- **WHAT YOU HAVE TO DO**
Search the material for "SeaWiFS" and show all lines that contain it.

- **THE RECORDS**
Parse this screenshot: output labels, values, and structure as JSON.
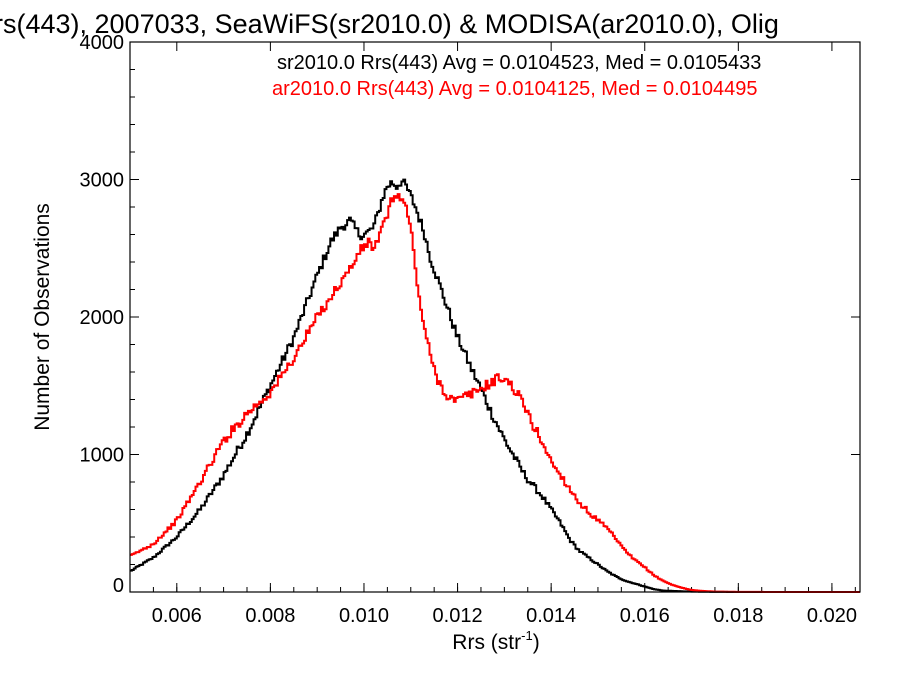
{
  "title": "rs(443), 2007033, SeaWiFS(sr2010.0) & MODISA(ar2010.0), Olig",
  "colors": {
    "background": "#ffffff",
    "axis": "#000000",
    "series_sr": "#000000",
    "series_ar": "#ff0000"
  },
  "chart_data": {
    "type": "line",
    "title": "rs(443), 2007033, SeaWiFS(sr2010.0) & MODISA(ar2010.0), Olig",
    "xlabel": "Rrs (str",
    "xlabel_sup": "-1",
    "xlabel_end": ")",
    "ylabel": "Number of Observations",
    "xlim": [
      0.005,
      0.0206
    ],
    "ylim": [
      0,
      4000
    ],
    "xticks": [
      0.006,
      0.008,
      0.01,
      0.012,
      0.014,
      0.016,
      0.018,
      0.02
    ],
    "xtick_labels": [
      "0.006",
      "0.008",
      "0.010",
      "0.012",
      "0.014",
      "0.016",
      "0.018",
      "0.020"
    ],
    "yticks": [
      0,
      1000,
      2000,
      3000,
      4000
    ],
    "ytick_labels": [
      "0",
      "1000",
      "2000",
      "3000",
      "4000"
    ],
    "step": "histogram",
    "annotations": [
      {
        "text": "sr2010.0 Rrs(443) Avg = 0.0104523, Med = 0.0105433",
        "color": "#000000"
      },
      {
        "text": "ar2010.0 Rrs(443) Avg = 0.0104125, Med = 0.0104495",
        "color": "#ff0000"
      }
    ],
    "x": [
      0.005,
      0.0055,
      0.006,
      0.0065,
      0.007,
      0.0075,
      0.008,
      0.0085,
      0.009,
      0.0093,
      0.0095,
      0.0097,
      0.0098,
      0.0099,
      0.01,
      0.0101,
      0.0102,
      0.0103,
      0.0104,
      0.0105,
      0.0106,
      0.0107,
      0.0108,
      0.0109,
      0.011,
      0.0111,
      0.0112,
      0.0113,
      0.0114,
      0.0115,
      0.0116,
      0.0117,
      0.0118,
      0.0119,
      0.012,
      0.0121,
      0.0122,
      0.0123,
      0.0124,
      0.0125,
      0.0126,
      0.0127,
      0.0128,
      0.0129,
      0.013,
      0.0131,
      0.0132,
      0.0133,
      0.0134,
      0.0135,
      0.0136,
      0.0138,
      0.014,
      0.0142,
      0.0144,
      0.0146,
      0.0148,
      0.015,
      0.0152,
      0.0154,
      0.0156,
      0.0158,
      0.016,
      0.0162,
      0.0164,
      0.0166,
      0.0168,
      0.017,
      0.0172,
      0.0175,
      0.018,
      0.019,
      0.0206
    ],
    "series": [
      {
        "name": "sr2010.0",
        "color": "#000000",
        "values": [
          150,
          250,
          400,
          600,
          850,
          1150,
          1500,
          1850,
          2300,
          2550,
          2650,
          2700,
          2650,
          2600,
          2600,
          2620,
          2650,
          2750,
          2870,
          2950,
          2980,
          2950,
          2990,
          2950,
          2880,
          2800,
          2700,
          2600,
          2450,
          2350,
          2250,
          2150,
          2050,
          1950,
          1850,
          1780,
          1700,
          1620,
          1550,
          1480,
          1400,
          1320,
          1250,
          1180,
          1110,
          1050,
          990,
          930,
          870,
          820,
          780,
          700,
          600,
          500,
          380,
          300,
          250,
          200,
          150,
          110,
          80,
          60,
          40,
          20,
          10,
          8,
          5,
          3,
          2,
          1,
          0,
          0,
          0
        ]
      },
      {
        "name": "ar2010.0",
        "color": "#ff0000",
        "values": [
          260,
          350,
          520,
          800,
          1100,
          1300,
          1450,
          1700,
          2000,
          2150,
          2250,
          2350,
          2400,
          2480,
          2500,
          2550,
          2500,
          2550,
          2650,
          2750,
          2850,
          2900,
          2850,
          2800,
          2650,
          2350,
          2100,
          1900,
          1750,
          1620,
          1530,
          1470,
          1420,
          1400,
          1390,
          1410,
          1430,
          1440,
          1460,
          1480,
          1500,
          1520,
          1540,
          1560,
          1550,
          1520,
          1480,
          1430,
          1370,
          1300,
          1220,
          1100,
          950,
          850,
          750,
          650,
          580,
          520,
          460,
          380,
          290,
          230,
          180,
          120,
          80,
          50,
          30,
          15,
          8,
          3,
          1,
          0,
          0
        ]
      }
    ]
  }
}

- **SOLUTION**
  "title": "rs(443), 2007033, SeaWiFS(sr2010.0) & MODISA(ar2010.0), Olig",
    "title": "rs(443), 2007033, SeaWiFS(sr2010.0) & MODISA(ar2010.0), Olig",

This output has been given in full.